Write out all of the records precisely. Skip anything that is a picture.

Listed entries:
=-=-=-=-=

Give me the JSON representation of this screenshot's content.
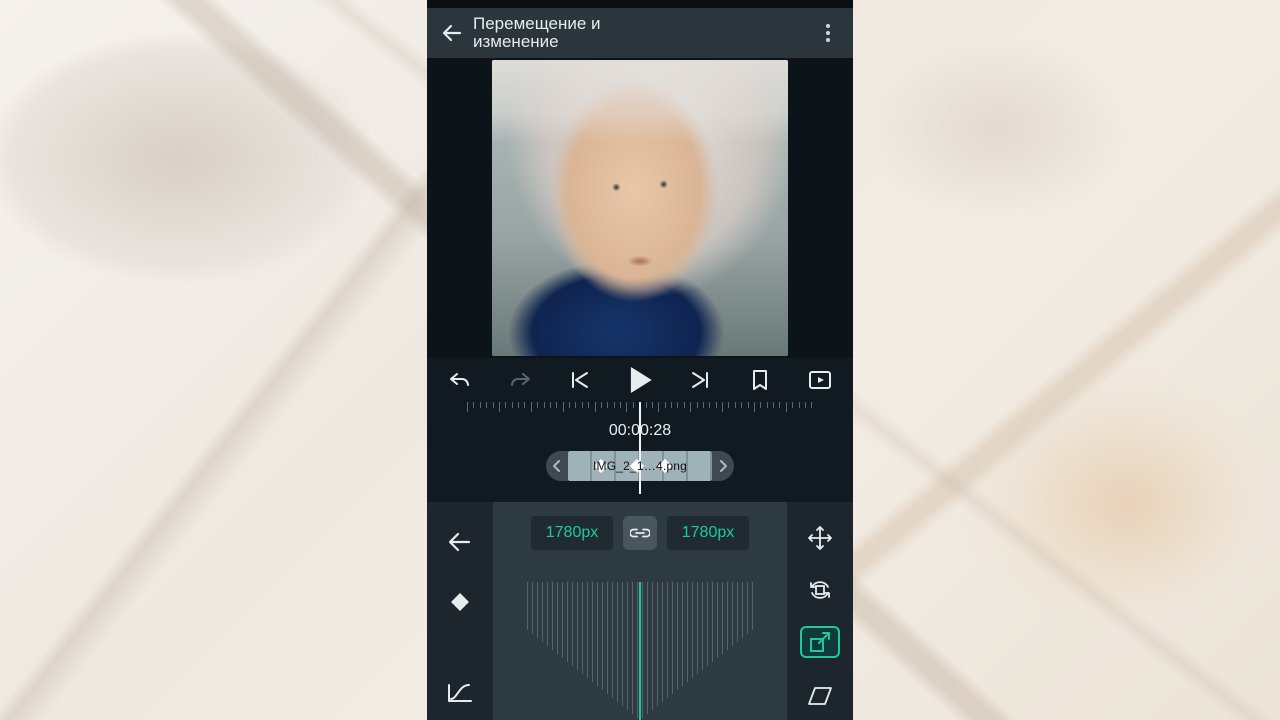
{
  "header": {
    "title_line1": "Перемещение и",
    "title_line2": "изменение"
  },
  "timecode": "00:00:28",
  "clip": {
    "filename": "IMG_2_1…4.png"
  },
  "size_panel": {
    "width_label": "1780px",
    "height_label": "1780px"
  },
  "colors": {
    "accent": "#1ec9a0"
  }
}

=-=-=-=-=

Solution for this problem:
Give me the JSON representation of this screenshot's content.
{
  "header": {
    "title_line1": "Перемещение и",
    "title_line2": "изменение"
  },
  "timecode": "00:00:28",
  "clip": {
    "filename": "IMG_2_1…4.png"
  },
  "size_panel": {
    "width_label": "1780px",
    "height_label": "1780px"
  },
  "colors": {
    "accent": "#1ec9a0"
  }
}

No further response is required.